• **WHAT TO WORK ON**
Your answer should be a single number: the count of lines that include "işbu".

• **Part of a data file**
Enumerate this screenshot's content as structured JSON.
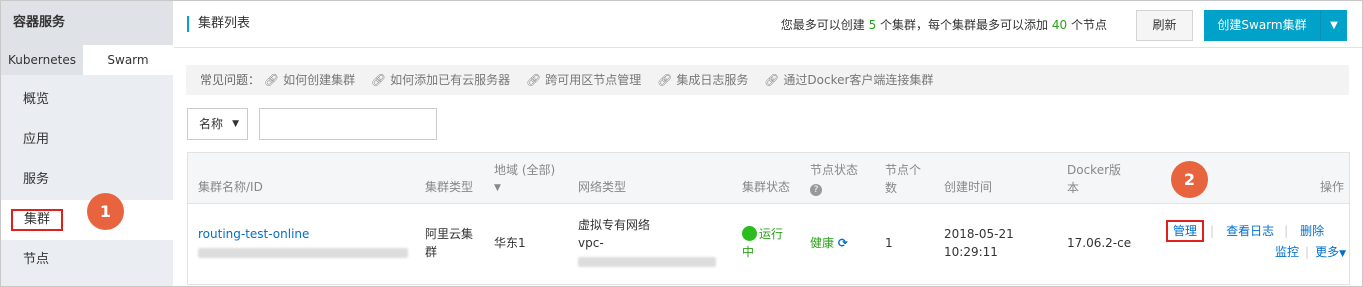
{
  "sidebar": {
    "title": "容器服务",
    "tabs": [
      "Kubernetes",
      "Swarm"
    ],
    "items": [
      "概览",
      "应用",
      "服务",
      "集群",
      "节点"
    ]
  },
  "badges": [
    "1",
    "2"
  ],
  "header": {
    "title": "集群列表",
    "info_prefix": "您最多可以创建",
    "max_clusters": "5",
    "info_mid": "个集群，每个集群最多可以添加",
    "max_nodes": "40",
    "info_suffix": "个节点",
    "refresh_label": "刷新",
    "create_label": "创建Swarm集群"
  },
  "faq": {
    "label": "常见问题：",
    "links": [
      "如何创建集群",
      "如何添加已有云服务器",
      "跨可用区节点管理",
      "集成日志服务",
      "通过Docker客户端连接集群"
    ]
  },
  "filter": {
    "select_value": "名称",
    "search_value": ""
  },
  "table": {
    "headers": {
      "name": "集群名称/ID",
      "type": "集群类型",
      "region": "地域 (全部)",
      "network": "网络类型",
      "status": "集群状态",
      "node_status": "节点状态",
      "node_count": "节点个数",
      "created": "创建时间",
      "docker_version": "Docker版本",
      "actions": "操作"
    },
    "rows": [
      {
        "name": "routing-test-online",
        "type": "阿里云集群",
        "region": "华东1",
        "network": "虚拟专有网络",
        "network_id_prefix": "vpc-",
        "status": "运行中",
        "node_status": "健康",
        "node_count": "1",
        "created_date": "2018-05-21",
        "created_time": "10:29:11",
        "docker_version": "17.06.2-ce",
        "actions": [
          "管理",
          "查看日志",
          "删除",
          "监控",
          "更多"
        ]
      }
    ]
  },
  "colors": {
    "accent": "#00a2ca",
    "link": "#0070cc",
    "success": "#2aa11a",
    "annotation": "#e0211b",
    "badge": "#e8643f"
  }
}
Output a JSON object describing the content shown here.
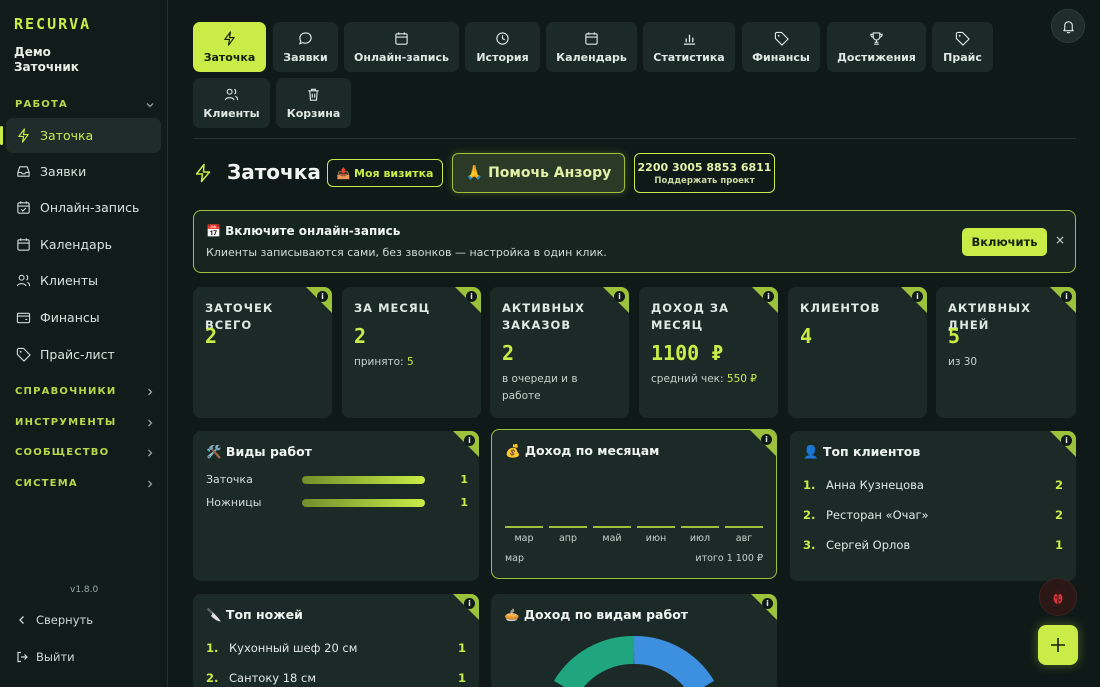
{
  "app": {
    "logo": "RECURVA",
    "user_line1": "Демо",
    "user_line2": "Заточник",
    "version": "v1.8.0"
  },
  "sidebar": {
    "section_work": "РАБОТА",
    "items": [
      {
        "label": "Заточка",
        "icon": "bolt-icon"
      },
      {
        "label": "Заявки",
        "icon": "inbox-icon"
      },
      {
        "label": "Онлайн-запись",
        "icon": "calendar-check-icon"
      },
      {
        "label": "Календарь",
        "icon": "calendar-icon"
      },
      {
        "label": "Клиенты",
        "icon": "users-icon"
      },
      {
        "label": "Финансы",
        "icon": "wallet-icon"
      },
      {
        "label": "Прайс-лист",
        "icon": "tag-icon"
      }
    ],
    "sections": [
      "СПРАВОЧНИКИ",
      "ИНСТРУМЕНТЫ",
      "СООБЩЕСТВО",
      "СИСТЕМА"
    ],
    "collapse": "Свернуть",
    "logout": "Выйти"
  },
  "tabs": [
    {
      "label": "Заточка",
      "icon": "bolt-icon"
    },
    {
      "label": "Заявки",
      "icon": "chat-icon"
    },
    {
      "label": "Онлайн-запись",
      "icon": "calendar-icon"
    },
    {
      "label": "История",
      "icon": "clock-icon"
    },
    {
      "label": "Календарь",
      "icon": "calendar-icon"
    },
    {
      "label": "Статистика",
      "icon": "bar-chart-icon"
    },
    {
      "label": "Финансы",
      "icon": "tag-icon"
    },
    {
      "label": "Достижения",
      "icon": "trophy-icon"
    },
    {
      "label": "Прайс",
      "icon": "tag-icon"
    },
    {
      "label": "Клиенты",
      "icon": "users-icon"
    },
    {
      "label": "Корзина",
      "icon": "trash-icon"
    }
  ],
  "header": {
    "title": "Заточка",
    "card_btn": "📤 Моя визитка",
    "help_btn": "🙏 Помочь Анзору",
    "support_number": "2200 3005 8853 6811",
    "support_label": "Поддержать проект"
  },
  "banner": {
    "title": "📅 Включите онлайн-запись",
    "text": "Клиенты записываются сами, без звонков — настройка в один клик.",
    "button": "Включить",
    "close": "×"
  },
  "stats": [
    {
      "label": "ЗАТОЧЕК ВСЕГО",
      "value": "2",
      "sub_text": "",
      "sub_value": ""
    },
    {
      "label": "ЗА МЕСЯЦ",
      "value": "2",
      "sub_text": "принято: ",
      "sub_value": "5"
    },
    {
      "label": "АКТИВНЫХ ЗАКАЗОВ",
      "value": "2",
      "sub_text": "в очереди и в работе",
      "sub_value": ""
    },
    {
      "label": "ДОХОД ЗА МЕСЯЦ",
      "value": "1100 ₽",
      "sub_text": "средний чек: ",
      "sub_value": "550 ₽"
    },
    {
      "label": "КЛИЕНТОВ",
      "value": "4",
      "sub_text": "",
      "sub_value": ""
    },
    {
      "label": "АКТИВНЫХ ДНЕЙ",
      "value": "5",
      "sub_text": "из 30",
      "sub_value": ""
    }
  ],
  "work_types": {
    "title": "🛠️ Виды работ",
    "rows": [
      {
        "name": "Заточка",
        "count": "1",
        "share": 1.0
      },
      {
        "name": "Ножницы",
        "count": "1",
        "share": 1.0
      }
    ]
  },
  "income_month": {
    "title": "💰 Доход по месяцам",
    "months": [
      "мар",
      "апр",
      "май",
      "июн",
      "июл",
      "авг"
    ],
    "footer_left": "мар",
    "footer_right": "итого 1 100 ₽"
  },
  "top_clients": {
    "title": "👤 Топ клиентов",
    "rows": [
      {
        "num": "1.",
        "name": "Анна Кузнецова",
        "count": "2"
      },
      {
        "num": "2.",
        "name": "Ресторан «Очаг»",
        "count": "2"
      },
      {
        "num": "3.",
        "name": "Сергей Орлов",
        "count": "1"
      }
    ]
  },
  "top_knives": {
    "title": "🔪 Топ ножей",
    "rows": [
      {
        "num": "1.",
        "name": "Кухонный шеф 20 см",
        "count": "1"
      },
      {
        "num": "2.",
        "name": "Сантоку 18 см",
        "count": "1"
      }
    ]
  },
  "income_types": {
    "title": "🥧 Доход по видам работ"
  },
  "colors": {
    "accent": "#c9ec47",
    "bg": "#0f1a18",
    "card": "#1c2a27"
  }
}
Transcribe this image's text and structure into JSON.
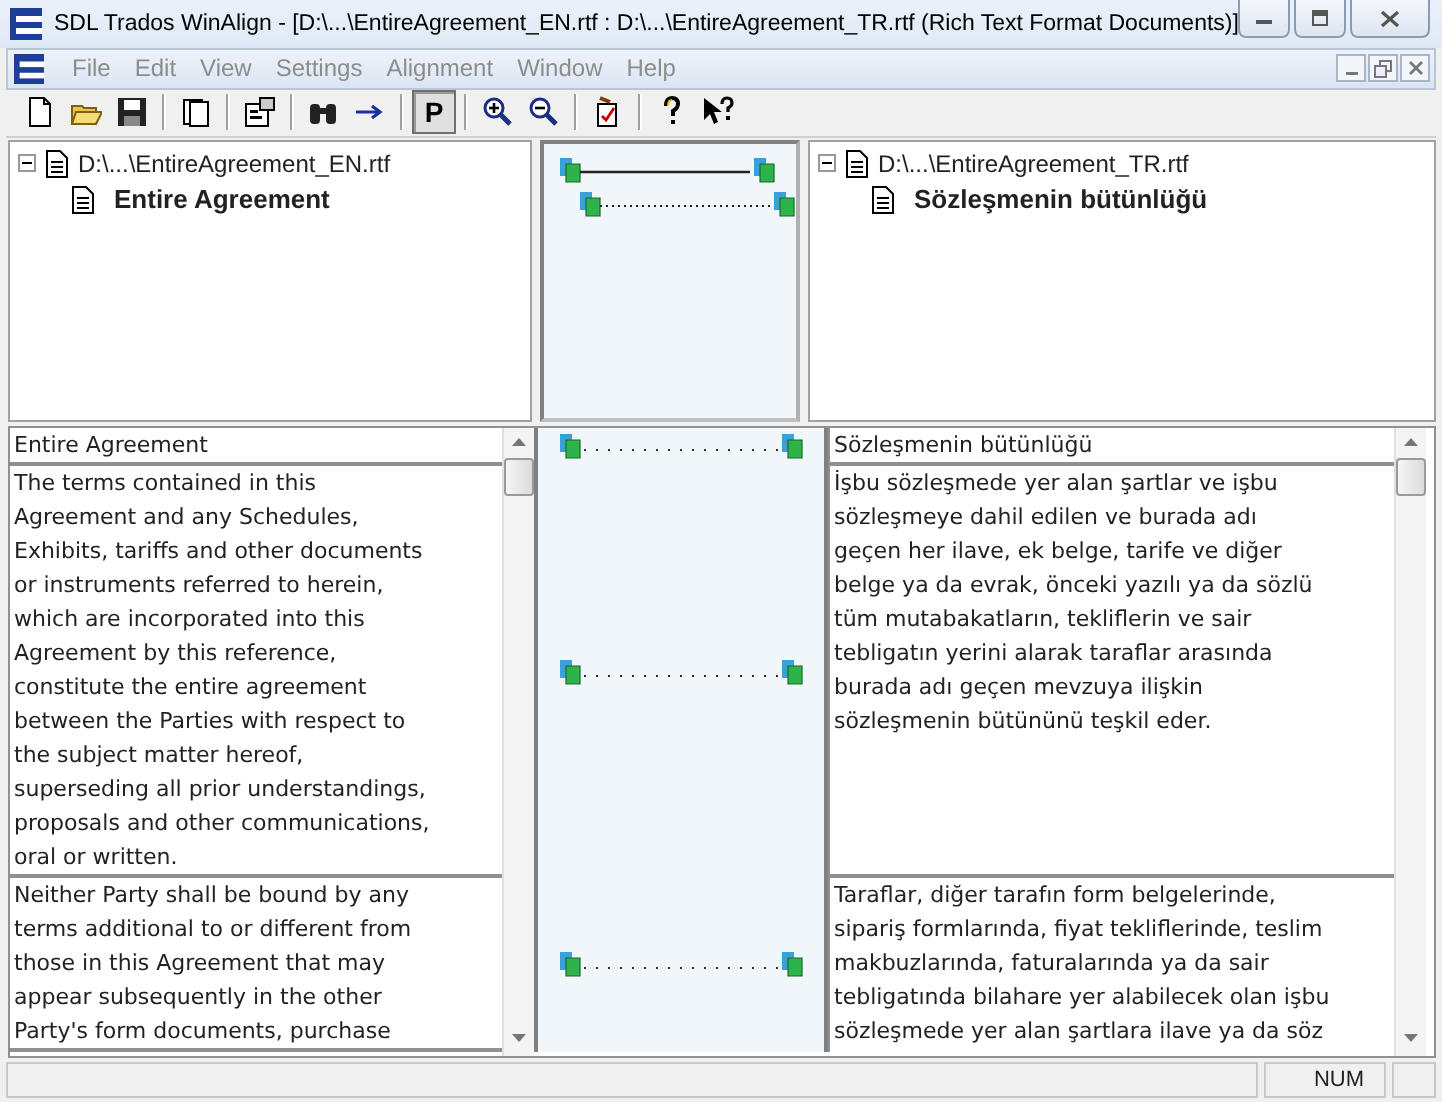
{
  "window": {
    "title": "SDL Trados WinAlign - [D:\\...\\EntireAgreement_EN.rtf : D:\\...\\EntireAgreement_TR.rtf (Rich Text Format Documents)]"
  },
  "menu": [
    "File",
    "Edit",
    "View",
    "Settings",
    "Alignment",
    "Window",
    "Help"
  ],
  "toolbar": [
    {
      "kind": "new"
    },
    {
      "kind": "open"
    },
    {
      "kind": "save"
    },
    {
      "kind": "separator"
    },
    {
      "kind": "documents"
    },
    {
      "kind": "separator"
    },
    {
      "kind": "properties"
    },
    {
      "kind": "separator"
    },
    {
      "kind": "find"
    },
    {
      "kind": "next"
    },
    {
      "kind": "separator"
    },
    {
      "kind": "toggle",
      "label": "P",
      "selected": true
    },
    {
      "kind": "separator"
    },
    {
      "kind": "zoom-in"
    },
    {
      "kind": "zoom-out"
    },
    {
      "kind": "separator"
    },
    {
      "kind": "edit"
    },
    {
      "kind": "separator"
    },
    {
      "kind": "help"
    },
    {
      "kind": "context-help"
    }
  ],
  "structure": {
    "source": {
      "file": "D:\\...\\EntireAgreement_EN.rtf",
      "expanded": true,
      "children": [
        {
          "label": "Entire Agreement"
        }
      ]
    },
    "target": {
      "file": "D:\\...\\EntireAgreement_TR.rtf",
      "expanded": true,
      "children": [
        {
          "label": "Sözleşmenin bütünlüğü"
        }
      ]
    },
    "links": [
      {
        "kind": "solid"
      },
      {
        "kind": "dotted"
      }
    ]
  },
  "segments": [
    {
      "kind": "header",
      "source": [
        "Entire Agreement"
      ],
      "target": [
        "Sözleşmenin bütünlüğü"
      ]
    },
    {
      "kind": "body",
      "source": [
        "The terms contained in this",
        "Agreement and any Schedules,",
        "Exhibits, tariffs and other documents",
        "or instruments referred to herein,",
        "which are incorporated into this",
        "Agreement by this reference,",
        "constitute the entire agreement",
        "between the Parties with respect to",
        "the subject matter hereof,",
        "superseding all prior understandings,",
        "proposals and other communications,",
        "oral or written."
      ],
      "target": [
        "İşbu sözleşmede yer alan şartlar ve işbu",
        "sözleşmeye dahil edilen ve burada adı",
        "geçen her ilave, ek belge, tarife ve diğer",
        "belge ya da evrak, önceki yazılı ya da sözlü",
        "tüm mutabakatların, tekliflerin ve sair",
        "tebligatın yerini alarak taraflar arasında",
        "burada adı geçen mevzuya ilişkin",
        "sözleşmenin bütününü teşkil eder."
      ]
    },
    {
      "kind": "body",
      "source": [
        "Neither Party shall be bound by any",
        "terms additional to or different from",
        "those in this Agreement that may",
        "appear subsequently in the other",
        "Party's form documents, purchase"
      ],
      "target": [
        "Taraflar, diğer tarafın form belgelerinde,",
        "sipariş formlarında, fiyat tekliflerinde, teslim",
        "makbuzlarında, faturalarında ya da sair",
        "tebligatında bilahare yer alabilecek olan işbu",
        "sözleşmede yer alan şartlara ilave ya da söz"
      ]
    }
  ],
  "status_bar": {
    "num": "NUM"
  }
}
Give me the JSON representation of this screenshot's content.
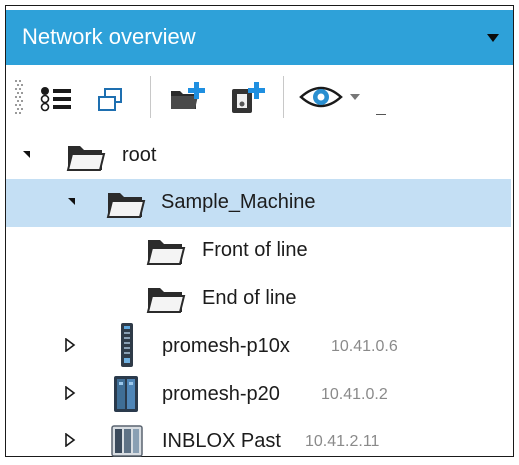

• **SOLVED PROBLEM**
2